Your answer must consist solely of the number of lines that contain the word "empresa".

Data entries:
§

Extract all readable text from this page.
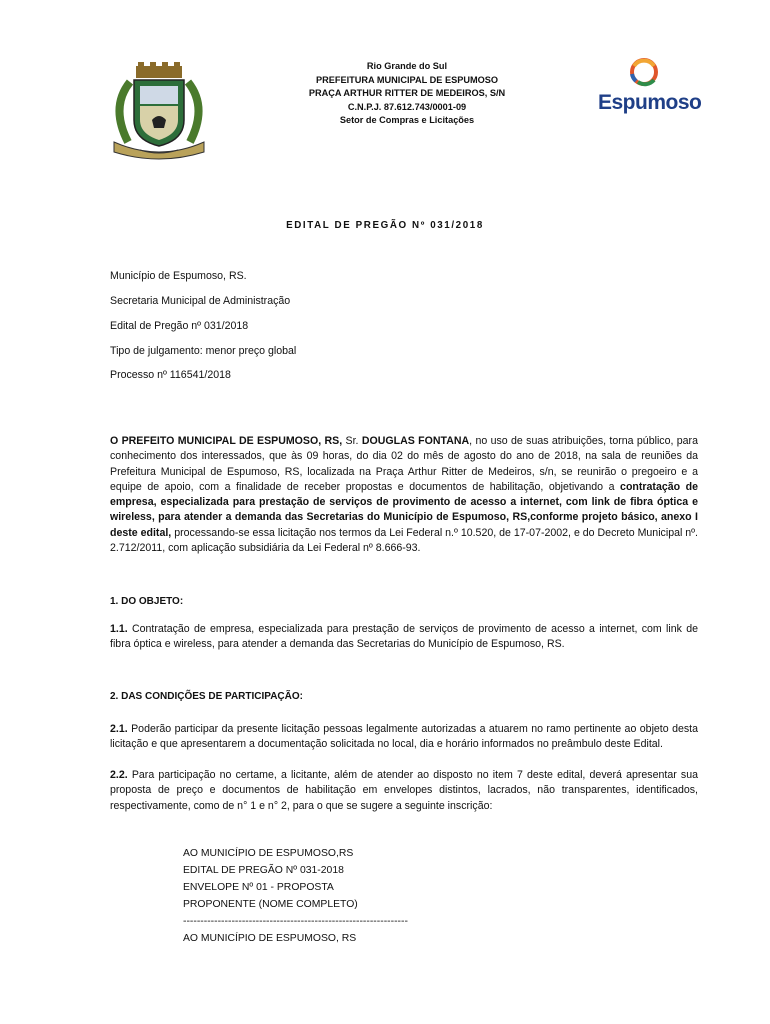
Rio Grande do Sul
PREFEITURA MUNICIPAL DE ESPUMOSO
PRAÇA ARTHUR RITTER DE MEDEIROS, S/N
C.N.P.J. 87.612.743/0001-09
Setor de Compras e Licitações
Espumoso
EDITAL DE PREGÃO Nº 031/2018
Município de Espumoso, RS.
Secretaria Municipal de Administração
Edital de Pregão nº 031/2018
Tipo de julgamento: menor preço global
Processo nº 116541/2018
O PREFEITO MUNICIPAL DE ESPUMOSO, RS, Sr. DOUGLAS FONTANA, no uso de suas atribuições, torna público, para conhecimento dos interessados, que às 09 horas, do dia 02 do mês de agosto do ano de 2018, na sala de reuniões da Prefeitura Municipal de Espumoso, RS, localizada na Praça Arthur Ritter de Medeiros, s/n, se reunirão o pregoeiro e a equipe de apoio, com a finalidade de receber propostas e documentos de habilitação, objetivando a contratação de empresa, especializada para prestação de serviços de provimento de acesso a internet, com link de fibra óptica e wireless, para atender a demanda das Secretarias do Município de Espumoso, RS,conforme projeto básico, anexo I deste edital, processando-se essa licitação nos termos da Lei Federal n.º 10.520, de 17-07-2002, e do Decreto Municipal nº. 2.712/2011, com aplicação subsidiária da Lei Federal nº 8.666-93.
1. DO OBJETO:
1.1. Contratação de empresa, especializada para prestação de serviços de provimento de acesso a internet, com link de fibra óptica e wireless, para atender a demanda das Secretarias do Município de Espumoso, RS.
2. DAS CONDIÇÕES DE PARTICIPAÇÃO:
2.1. Poderão participar da presente licitação pessoas legalmente autorizadas a atuarem no ramo pertinente ao objeto desta licitação e que apresentarem a documentação solicitada no local, dia e horário informados no preâmbulo deste Edital.
2.2. Para participação no certame, a licitante, além de atender ao disposto no item 7 deste edital, deverá apresentar sua proposta de preço e documentos de habilitação em envelopes distintos, lacrados, não transparentes, identificados, respectivamente, como de n° 1 e n° 2, para o que se sugere a seguinte inscrição:
AO MUNICÍPIO DE ESPUMOSO,RS
EDITAL DE PREGÃO Nº 031-2018
ENVELOPE Nº 01 - PROPOSTA
PROPONENTE (NOME COMPLETO)
-----------------------------------------------------------------
AO MUNICÍPIO DE ESPUMOSO, RS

§

◆ **COMPLETED TASK**: 2